----- RAW DATA
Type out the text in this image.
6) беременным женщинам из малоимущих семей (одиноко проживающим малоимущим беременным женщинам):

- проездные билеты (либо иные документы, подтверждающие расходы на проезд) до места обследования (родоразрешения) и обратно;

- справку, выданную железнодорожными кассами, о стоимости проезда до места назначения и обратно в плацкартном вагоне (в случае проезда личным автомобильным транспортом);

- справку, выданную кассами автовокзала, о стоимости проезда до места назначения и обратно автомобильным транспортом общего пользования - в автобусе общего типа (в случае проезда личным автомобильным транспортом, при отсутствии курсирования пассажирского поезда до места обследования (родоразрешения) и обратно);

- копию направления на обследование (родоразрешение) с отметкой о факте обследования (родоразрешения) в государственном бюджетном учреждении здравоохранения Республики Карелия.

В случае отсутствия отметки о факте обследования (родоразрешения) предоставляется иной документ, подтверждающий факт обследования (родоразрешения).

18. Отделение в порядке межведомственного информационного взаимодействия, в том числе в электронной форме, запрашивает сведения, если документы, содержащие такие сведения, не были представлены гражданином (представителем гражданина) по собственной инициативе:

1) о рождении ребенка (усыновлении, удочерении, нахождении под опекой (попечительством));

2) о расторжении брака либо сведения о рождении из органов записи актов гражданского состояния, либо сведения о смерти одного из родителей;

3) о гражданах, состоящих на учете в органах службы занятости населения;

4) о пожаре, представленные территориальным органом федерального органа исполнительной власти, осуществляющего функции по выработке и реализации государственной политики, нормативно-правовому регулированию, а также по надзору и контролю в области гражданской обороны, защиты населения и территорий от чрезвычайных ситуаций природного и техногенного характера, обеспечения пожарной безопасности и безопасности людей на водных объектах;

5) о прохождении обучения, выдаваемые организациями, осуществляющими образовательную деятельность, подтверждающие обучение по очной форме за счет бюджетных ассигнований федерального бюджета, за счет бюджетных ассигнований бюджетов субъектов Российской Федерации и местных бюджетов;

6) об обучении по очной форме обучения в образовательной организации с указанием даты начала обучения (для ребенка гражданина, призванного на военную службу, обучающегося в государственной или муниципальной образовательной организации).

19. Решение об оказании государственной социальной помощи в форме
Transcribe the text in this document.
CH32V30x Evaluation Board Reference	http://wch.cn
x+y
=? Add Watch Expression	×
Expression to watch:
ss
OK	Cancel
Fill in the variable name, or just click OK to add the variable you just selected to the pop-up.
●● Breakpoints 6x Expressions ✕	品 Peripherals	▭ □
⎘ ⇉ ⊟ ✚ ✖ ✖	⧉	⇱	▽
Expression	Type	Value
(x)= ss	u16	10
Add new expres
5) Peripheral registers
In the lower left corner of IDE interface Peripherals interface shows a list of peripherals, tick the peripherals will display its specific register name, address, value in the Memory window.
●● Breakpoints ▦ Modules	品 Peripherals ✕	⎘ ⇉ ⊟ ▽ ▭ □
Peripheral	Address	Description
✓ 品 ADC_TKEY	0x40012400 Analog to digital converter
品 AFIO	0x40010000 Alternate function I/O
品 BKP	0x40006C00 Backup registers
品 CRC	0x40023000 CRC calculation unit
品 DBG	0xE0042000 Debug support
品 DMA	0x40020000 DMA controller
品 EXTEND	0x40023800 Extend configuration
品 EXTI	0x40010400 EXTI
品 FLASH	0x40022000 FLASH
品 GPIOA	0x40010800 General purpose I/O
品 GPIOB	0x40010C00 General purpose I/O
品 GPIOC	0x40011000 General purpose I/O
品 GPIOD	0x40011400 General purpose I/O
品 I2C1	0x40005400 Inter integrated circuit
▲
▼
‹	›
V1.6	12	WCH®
----------
*TO DO*
Copy and report every line where the word "назначения" is present.

*RESULT OF THE TASK*
- справку, выданную железнодорожными кассами, о стоимости проезда до места назначения и обратно в плацкартном вагоне (в случае проезда личным автомобильным транспортом);
- справку, выданную кассами автовокзала, о стоимости проезда до места назначения и обратно автомобильным транспортом общего пользования - в автобусе общего типа (в случае проезда личным автомобильным транспортом, при отсутствии курсирования пассажирского поезда до места обследования (родоразрешения) и обратно);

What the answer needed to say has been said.